* [SET TASK]: Reproduce the following lines of the data without any changes, beginning with the first line and ending after the line that contains "- back-button[interactable]: [716, 17, 736, 41]".

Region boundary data
==*==
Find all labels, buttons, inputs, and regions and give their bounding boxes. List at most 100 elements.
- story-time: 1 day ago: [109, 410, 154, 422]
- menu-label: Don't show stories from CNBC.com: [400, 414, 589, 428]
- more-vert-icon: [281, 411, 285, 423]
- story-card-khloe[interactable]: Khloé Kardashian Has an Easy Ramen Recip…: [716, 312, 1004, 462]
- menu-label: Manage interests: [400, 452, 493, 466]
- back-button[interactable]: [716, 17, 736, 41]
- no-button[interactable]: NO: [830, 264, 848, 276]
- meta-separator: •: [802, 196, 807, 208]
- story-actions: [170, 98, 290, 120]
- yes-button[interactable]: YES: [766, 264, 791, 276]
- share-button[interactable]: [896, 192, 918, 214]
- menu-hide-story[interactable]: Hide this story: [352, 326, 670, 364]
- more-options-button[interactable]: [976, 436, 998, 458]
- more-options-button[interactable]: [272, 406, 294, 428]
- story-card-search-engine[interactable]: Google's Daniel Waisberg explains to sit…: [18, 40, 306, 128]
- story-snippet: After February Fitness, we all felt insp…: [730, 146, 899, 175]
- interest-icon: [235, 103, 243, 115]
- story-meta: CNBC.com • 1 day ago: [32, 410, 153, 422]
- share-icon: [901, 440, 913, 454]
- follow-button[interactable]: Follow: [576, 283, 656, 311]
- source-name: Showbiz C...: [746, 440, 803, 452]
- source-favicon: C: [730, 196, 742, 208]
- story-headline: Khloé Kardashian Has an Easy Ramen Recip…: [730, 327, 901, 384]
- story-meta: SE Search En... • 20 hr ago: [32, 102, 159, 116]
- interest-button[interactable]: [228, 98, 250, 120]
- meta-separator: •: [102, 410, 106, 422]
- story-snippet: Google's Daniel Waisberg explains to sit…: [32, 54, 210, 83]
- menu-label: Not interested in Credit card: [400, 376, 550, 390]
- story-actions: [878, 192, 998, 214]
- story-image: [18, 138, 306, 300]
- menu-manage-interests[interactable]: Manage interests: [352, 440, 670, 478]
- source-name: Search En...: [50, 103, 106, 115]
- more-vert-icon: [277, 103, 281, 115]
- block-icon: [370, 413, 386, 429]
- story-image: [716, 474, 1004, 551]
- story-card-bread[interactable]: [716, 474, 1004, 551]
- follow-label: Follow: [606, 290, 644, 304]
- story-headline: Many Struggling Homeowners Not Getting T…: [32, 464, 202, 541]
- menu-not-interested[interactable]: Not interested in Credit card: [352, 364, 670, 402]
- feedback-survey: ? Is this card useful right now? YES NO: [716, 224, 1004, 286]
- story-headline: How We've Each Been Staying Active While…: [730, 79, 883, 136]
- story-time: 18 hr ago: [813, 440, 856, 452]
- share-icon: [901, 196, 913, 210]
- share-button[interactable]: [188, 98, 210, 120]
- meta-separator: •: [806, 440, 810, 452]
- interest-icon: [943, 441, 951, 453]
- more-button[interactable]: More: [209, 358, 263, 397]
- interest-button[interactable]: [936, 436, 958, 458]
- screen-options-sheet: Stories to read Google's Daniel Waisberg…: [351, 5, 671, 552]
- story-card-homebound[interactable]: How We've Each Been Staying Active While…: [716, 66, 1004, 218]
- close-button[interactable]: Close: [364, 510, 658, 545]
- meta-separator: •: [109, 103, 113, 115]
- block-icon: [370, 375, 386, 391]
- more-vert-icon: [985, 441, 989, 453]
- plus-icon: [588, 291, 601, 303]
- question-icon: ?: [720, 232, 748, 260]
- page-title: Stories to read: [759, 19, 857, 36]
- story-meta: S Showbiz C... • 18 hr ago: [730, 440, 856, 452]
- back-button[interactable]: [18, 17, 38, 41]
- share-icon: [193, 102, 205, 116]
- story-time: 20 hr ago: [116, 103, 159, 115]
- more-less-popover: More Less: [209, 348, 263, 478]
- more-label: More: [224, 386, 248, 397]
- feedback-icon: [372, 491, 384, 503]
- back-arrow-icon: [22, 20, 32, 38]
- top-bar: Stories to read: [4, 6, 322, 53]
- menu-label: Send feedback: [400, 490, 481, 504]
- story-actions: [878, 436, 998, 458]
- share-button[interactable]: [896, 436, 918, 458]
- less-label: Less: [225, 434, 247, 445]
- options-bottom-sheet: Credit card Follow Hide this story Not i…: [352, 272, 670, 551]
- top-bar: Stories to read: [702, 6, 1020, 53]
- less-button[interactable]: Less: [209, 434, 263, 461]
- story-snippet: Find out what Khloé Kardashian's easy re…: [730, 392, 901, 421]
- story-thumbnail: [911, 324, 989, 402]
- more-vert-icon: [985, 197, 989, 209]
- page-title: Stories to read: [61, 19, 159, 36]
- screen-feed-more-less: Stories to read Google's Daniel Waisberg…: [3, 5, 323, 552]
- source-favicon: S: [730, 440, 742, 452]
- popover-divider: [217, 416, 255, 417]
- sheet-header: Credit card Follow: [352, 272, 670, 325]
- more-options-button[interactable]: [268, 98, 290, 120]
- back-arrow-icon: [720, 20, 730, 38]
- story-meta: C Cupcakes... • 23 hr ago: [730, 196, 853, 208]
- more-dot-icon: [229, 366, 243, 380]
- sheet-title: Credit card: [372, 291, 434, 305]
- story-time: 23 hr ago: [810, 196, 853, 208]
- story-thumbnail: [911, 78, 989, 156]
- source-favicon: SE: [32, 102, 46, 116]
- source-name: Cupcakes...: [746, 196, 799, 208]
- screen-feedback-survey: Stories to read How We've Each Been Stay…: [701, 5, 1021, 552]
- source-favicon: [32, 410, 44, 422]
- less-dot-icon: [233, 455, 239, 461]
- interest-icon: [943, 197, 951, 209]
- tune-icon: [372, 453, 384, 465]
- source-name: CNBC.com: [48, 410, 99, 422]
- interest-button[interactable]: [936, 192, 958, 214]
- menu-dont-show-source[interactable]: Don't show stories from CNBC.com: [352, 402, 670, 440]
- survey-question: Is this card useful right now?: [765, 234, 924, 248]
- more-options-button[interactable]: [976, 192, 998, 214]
==*==
* [WRITTEN RESPONSE]:
Find all labels, buttons, inputs, and regions and give their bounding boxes. List at most 100 elements.
- story-time: 1 day ago: [109, 410, 154, 422]
- menu-label: Don't show stories from CNBC.com: [400, 414, 589, 428]
- more-vert-icon: [281, 411, 285, 423]
- story-card-khloe[interactable]: Khloé Kardashian Has an Easy Ramen Recip…: [716, 312, 1004, 462]
- menu-label: Manage interests: [400, 452, 493, 466]
- back-button[interactable]: [716, 17, 736, 41]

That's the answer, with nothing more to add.